▶ [What the task requires]:
Give every entry again, word for word.

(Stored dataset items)
--- start ---

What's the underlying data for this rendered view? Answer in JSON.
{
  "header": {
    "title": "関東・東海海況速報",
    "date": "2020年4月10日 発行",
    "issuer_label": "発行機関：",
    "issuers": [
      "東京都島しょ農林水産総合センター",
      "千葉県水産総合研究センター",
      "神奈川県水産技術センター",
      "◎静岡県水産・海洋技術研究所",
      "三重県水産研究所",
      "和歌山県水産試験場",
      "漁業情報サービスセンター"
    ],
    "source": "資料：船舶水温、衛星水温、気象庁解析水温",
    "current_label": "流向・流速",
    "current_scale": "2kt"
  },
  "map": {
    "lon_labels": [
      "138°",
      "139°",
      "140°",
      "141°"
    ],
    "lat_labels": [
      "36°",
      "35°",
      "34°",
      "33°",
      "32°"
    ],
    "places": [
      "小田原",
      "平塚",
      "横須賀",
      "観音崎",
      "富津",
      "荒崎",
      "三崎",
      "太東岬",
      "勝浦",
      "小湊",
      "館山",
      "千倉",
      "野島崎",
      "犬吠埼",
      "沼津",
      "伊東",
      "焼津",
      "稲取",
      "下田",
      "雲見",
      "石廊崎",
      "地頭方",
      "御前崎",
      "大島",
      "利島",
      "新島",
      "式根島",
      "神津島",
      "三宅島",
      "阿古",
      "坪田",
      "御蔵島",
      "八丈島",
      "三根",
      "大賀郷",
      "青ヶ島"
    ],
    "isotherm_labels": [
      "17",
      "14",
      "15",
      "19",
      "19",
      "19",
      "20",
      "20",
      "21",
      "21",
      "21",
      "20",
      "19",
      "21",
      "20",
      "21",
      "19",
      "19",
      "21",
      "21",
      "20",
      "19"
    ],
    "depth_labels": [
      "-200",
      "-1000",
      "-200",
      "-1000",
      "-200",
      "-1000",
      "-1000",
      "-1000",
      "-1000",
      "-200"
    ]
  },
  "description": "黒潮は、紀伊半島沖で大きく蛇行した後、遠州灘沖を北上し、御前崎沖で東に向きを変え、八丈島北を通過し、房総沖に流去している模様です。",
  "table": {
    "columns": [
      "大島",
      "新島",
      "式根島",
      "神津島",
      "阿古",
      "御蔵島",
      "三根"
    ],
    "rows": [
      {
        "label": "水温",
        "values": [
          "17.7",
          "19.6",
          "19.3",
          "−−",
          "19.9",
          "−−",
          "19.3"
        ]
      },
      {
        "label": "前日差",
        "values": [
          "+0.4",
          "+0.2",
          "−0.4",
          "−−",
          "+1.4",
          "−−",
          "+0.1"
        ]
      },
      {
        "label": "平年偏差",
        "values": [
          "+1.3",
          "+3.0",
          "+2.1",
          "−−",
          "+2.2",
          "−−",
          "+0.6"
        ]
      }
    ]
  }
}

--- end ---

▶ [Reply to the task]:
What's the underlying data for this rendered view? Answer in JSON.
{
  "header": {
    "title": "関東・東海海況速報",
    "date": "2020年4月10日 発行",
    "issuer_label": "発行機関：",
    "issuers": [
      "東京都島しょ農林水産総合センター",
      "千葉県水産総合研究センター",
      "神奈川県水産技術センター",
      "◎静岡県水産・海洋技術研究所",
      "三重県水産研究所",
      "和歌山県水産試験場",
      "漁業情報サービスセンター"
    ],
    "source": "資料：船舶水温、衛星水温、気象庁解析水温",
    "current_label": "流向・流速",
    "current_scale": "2kt"
  },
  "map": {
    "lon_labels": [
      "138°",
      "139°",
      "140°",
      "141°"
    ],
    "lat_labels": [
      "36°",
      "35°",
      "34°",
      "33°",
      "32°"
    ],
    "places": [
      "小田原",
      "平塚",
      "横須賀",
      "観音崎",
      "富津",
      "荒崎",
      "三崎",
      "太東岬",
      "勝浦",
      "小湊",
      "館山",
      "千倉",
      "野島崎",
      "犬吠埼",
      "沼津",
      "伊東",
      "焼津",
      "稲取",
      "下田",
      "雲見",
      "石廊崎",
      "地頭方",
      "御前崎",
      "大島",
      "利島",
      "新島",
      "式根島",
      "神津島",
      "三宅島",
      "阿古",
      "坪田",
      "御蔵島",
      "八丈島",
      "三根",
      "大賀郷",
      "青ヶ島"
    ],
    "isotherm_labels": [
      "17",
      "14",
      "15",
      "19",
      "19",
      "19",
      "20",
      "20",
      "21",
      "21",
      "21",
      "20",
      "19",
      "21",
      "20",
      "21",
      "19",
      "19",
      "21",
      "21",
      "20",
      "19"
    ],
    "depth_labels": [
      "-200",
      "-1000",
      "-200",
      "-1000",
      "-200",
      "-1000",
      "-1000",
      "-1000",
      "-1000",
      "-200"
    ]
  },
  "description": "黒潮は、紀伊半島沖で大きく蛇行した後、遠州灘沖を北上し、御前崎沖で東に向きを変え、八丈島北を通過し、房総沖に流去している模様です。",
  "table": {
    "columns": [
      "大島",
      "新島",
      "式根島",
      "神津島",
      "阿古",
      "御蔵島",
      "三根"
    ],
    "rows": [
      {
        "label": "水温",
        "values": [
          "17.7",
          "19.6",
          "19.3",
          "−−",
          "19.9",
          "−−",
          "19.3"
        ]
      },
      {
        "label": "前日差",
        "values": [
          "+0.4",
          "+0.2",
          "−0.4",
          "−−",
          "+1.4",
          "−−",
          "+0.1"
        ]
      },
      {
        "label": "平年偏差",
        "values": [
          "+1.3",
          "+3.0",
          "+2.1",
          "−−",
          "+2.2",
          "−−",
          "+0.6"
        ]
      }
    ]
  }
}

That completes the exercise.